## [Direction]
Write out the complete material exactly as it stands.

▬▬▬▬▬▬▬▬▬▬

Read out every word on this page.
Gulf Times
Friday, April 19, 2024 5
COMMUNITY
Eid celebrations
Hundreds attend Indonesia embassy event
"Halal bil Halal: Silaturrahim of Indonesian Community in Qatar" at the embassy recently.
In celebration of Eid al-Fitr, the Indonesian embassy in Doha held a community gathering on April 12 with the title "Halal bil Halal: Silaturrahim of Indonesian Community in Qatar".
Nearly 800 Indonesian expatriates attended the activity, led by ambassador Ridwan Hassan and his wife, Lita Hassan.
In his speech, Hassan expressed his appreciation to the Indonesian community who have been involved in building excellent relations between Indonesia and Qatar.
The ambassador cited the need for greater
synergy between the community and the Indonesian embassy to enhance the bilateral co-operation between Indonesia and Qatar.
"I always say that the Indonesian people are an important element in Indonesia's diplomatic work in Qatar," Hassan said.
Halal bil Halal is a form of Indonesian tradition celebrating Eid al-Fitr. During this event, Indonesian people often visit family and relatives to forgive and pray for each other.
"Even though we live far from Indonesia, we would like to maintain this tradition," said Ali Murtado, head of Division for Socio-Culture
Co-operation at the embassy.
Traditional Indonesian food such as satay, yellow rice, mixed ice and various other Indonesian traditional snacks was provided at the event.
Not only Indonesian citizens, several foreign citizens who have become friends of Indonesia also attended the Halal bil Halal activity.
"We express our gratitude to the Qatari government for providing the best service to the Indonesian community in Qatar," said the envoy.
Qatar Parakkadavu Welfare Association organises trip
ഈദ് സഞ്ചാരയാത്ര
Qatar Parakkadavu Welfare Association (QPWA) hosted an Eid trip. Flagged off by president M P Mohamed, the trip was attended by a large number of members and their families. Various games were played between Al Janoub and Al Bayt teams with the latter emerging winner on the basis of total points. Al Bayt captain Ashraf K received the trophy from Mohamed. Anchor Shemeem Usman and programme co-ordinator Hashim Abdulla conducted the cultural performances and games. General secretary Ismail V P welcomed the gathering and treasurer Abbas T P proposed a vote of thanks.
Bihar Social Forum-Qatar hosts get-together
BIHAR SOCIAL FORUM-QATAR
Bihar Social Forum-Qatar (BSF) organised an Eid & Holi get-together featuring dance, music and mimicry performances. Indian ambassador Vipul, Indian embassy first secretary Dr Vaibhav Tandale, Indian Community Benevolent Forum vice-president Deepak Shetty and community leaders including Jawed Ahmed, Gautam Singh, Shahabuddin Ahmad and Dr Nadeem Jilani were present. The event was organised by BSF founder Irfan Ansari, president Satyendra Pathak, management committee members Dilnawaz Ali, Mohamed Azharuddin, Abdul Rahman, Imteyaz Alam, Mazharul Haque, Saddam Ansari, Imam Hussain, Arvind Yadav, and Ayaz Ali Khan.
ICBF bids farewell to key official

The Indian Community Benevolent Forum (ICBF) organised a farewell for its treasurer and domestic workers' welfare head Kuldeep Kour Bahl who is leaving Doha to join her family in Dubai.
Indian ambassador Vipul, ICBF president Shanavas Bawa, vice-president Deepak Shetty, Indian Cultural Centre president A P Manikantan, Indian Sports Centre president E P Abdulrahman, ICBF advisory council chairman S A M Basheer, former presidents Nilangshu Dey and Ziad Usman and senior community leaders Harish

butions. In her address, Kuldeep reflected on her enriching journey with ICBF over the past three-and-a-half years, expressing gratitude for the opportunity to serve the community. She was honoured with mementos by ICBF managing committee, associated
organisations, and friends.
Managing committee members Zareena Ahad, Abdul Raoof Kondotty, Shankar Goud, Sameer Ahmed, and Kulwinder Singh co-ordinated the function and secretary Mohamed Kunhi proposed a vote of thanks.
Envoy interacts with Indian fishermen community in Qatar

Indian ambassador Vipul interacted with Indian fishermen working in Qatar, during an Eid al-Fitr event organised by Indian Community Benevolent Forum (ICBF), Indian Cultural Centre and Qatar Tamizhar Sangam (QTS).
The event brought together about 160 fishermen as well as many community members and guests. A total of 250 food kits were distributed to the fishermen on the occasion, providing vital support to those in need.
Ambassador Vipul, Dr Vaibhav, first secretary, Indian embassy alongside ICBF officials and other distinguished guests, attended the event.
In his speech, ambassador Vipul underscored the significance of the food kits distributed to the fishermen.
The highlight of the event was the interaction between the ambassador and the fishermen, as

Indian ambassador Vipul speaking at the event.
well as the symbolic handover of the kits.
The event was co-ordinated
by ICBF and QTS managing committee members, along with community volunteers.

▬▬▬▬▬▬▬▬▬▬

## [Task response]
Read out every word on this page.
Gulf Times
Friday, April 19, 2024 5
COMMUNITY
Eid celebrations
Hundreds attend Indonesia embassy event
"Halal bil Halal: Silaturrahim of Indonesian Community in Qatar" at the embassy recently.
In celebration of Eid al-Fitr, the Indonesian embassy in Doha held a community gathering on April 12 with the title "Halal bil Halal: Silaturrahim of Indonesian Community in Qatar".
Nearly 800 Indonesian expatriates attended the activity, led by ambassador Ridwan Hassan and his wife, Lita Hassan.
In his speech, Hassan expressed his appreciation to the Indonesian community who have been involved in building excellent relations between Indonesia and Qatar.
The ambassador cited the need for greater
synergy between the community and the Indonesian embassy to enhance the bilateral co-operation between Indonesia and Qatar.
"I always say that the Indonesian people are an important element in Indonesia's diplomatic work in Qatar," Hassan said.
Halal bil Halal is a form of Indonesian tradition celebrating Eid al-Fitr. During this event, Indonesian people often visit family and relatives to forgive and pray for each other.
"Even though we live far from Indonesia, we would like to maintain this tradition," said Ali Murtado, head of Division for Socio-Culture
Co-operation at the embassy.
Traditional Indonesian food such as satay, yellow rice, mixed ice and various other Indonesian traditional snacks was provided at the event.
Not only Indonesian citizens, several foreign citizens who have become friends of Indonesia also attended the Halal bil Halal activity.
"We express our gratitude to the Qatari government for providing the best service to the Indonesian community in Qatar," said the envoy.
Qatar Parakkadavu Welfare Association organises trip
ഈദ് സഞ്ചാരയാത്ര
Qatar Parakkadavu Welfare Association (QPWA) hosted an Eid trip. Flagged off by president M P Mohamed, the trip was attended by a large number of members and their families. Various games were played between Al Janoub and Al Bayt teams with the latter emerging winner on the basis of total points. Al Bayt captain Ashraf K received the trophy from Mohamed. Anchor Shemeem Usman and programme co-ordinator Hashim Abdulla conducted the cultural performances and games. General secretary Ismail V P welcomed the gathering and treasurer Abbas T P proposed a vote of thanks.
Bihar Social Forum-Qatar hosts get-together
BIHAR SOCIAL FORUM-QATAR
Bihar Social Forum-Qatar (BSF) organised an Eid & Holi get-together featuring dance, music and mimicry performances. Indian ambassador Vipul, Indian embassy first secretary Dr Vaibhav Tandale, Indian Community Benevolent Forum vice-president Deepak Shetty and community leaders including Jawed Ahmed, Gautam Singh, Shahabuddin Ahmad and Dr Nadeem Jilani were present. The event was organised by BSF founder Irfan Ansari, president Satyendra Pathak, management committee members Dilnawaz Ali, Mohamed Azharuddin, Abdul Rahman, Imteyaz Alam, Mazharul Haque, Saddam Ansari, Imam Hussain, Arvind Yadav, and Ayaz Ali Khan.
ICBF bids farewell to key official

The Indian Community Benevolent Forum (ICBF) organised a farewell for its treasurer and domestic workers' welfare head Kuldeep Kour Bahl who is leaving Doha to join her family in Dubai.
Indian ambassador Vipul, ICBF president Shanavas Bawa, vice-president Deepak Shetty, Indian Cultural Centre president A P Manikantan, Indian Sports Centre president E P Abdulrahman, ICBF advisory council chairman S A M Basheer, former presidents Nilangshu Dey and Ziad Usman and senior community leaders Harish

butions. In her address, Kuldeep reflected on her enriching journey with ICBF over the past three-and-a-half years, expressing gratitude for the opportunity to serve the community. She was honoured with mementos by ICBF managing committee, associated
organisations, and friends.
Managing committee members Zareena Ahad, Abdul Raoof Kondotty, Shankar Goud, Sameer Ahmed, and Kulwinder Singh co-ordinated the function and secretary Mohamed Kunhi proposed a vote of thanks.
Envoy interacts with Indian fishermen community in Qatar

Indian ambassador Vipul interacted with Indian fishermen working in Qatar, during an Eid al-Fitr event organised by Indian Community Benevolent Forum (ICBF), Indian Cultural Centre and Qatar Tamizhar Sangam (QTS).
The event brought together about 160 fishermen as well as many community members and guests. A total of 250 food kits were distributed to the fishermen on the occasion, providing vital support to those in need.
Ambassador Vipul, Dr Vaibhav, first secretary, Indian embassy alongside ICBF officials and other distinguished guests, attended the event.
In his speech, ambassador Vipul underscored the significance of the food kits distributed to the fishermen.
The highlight of the event was the interaction between the ambassador and the fishermen, as

Indian ambassador Vipul speaking at the event.
well as the symbolic handover of the kits.
The event was co-ordinated
by ICBF and QTS managing committee members, along with community volunteers.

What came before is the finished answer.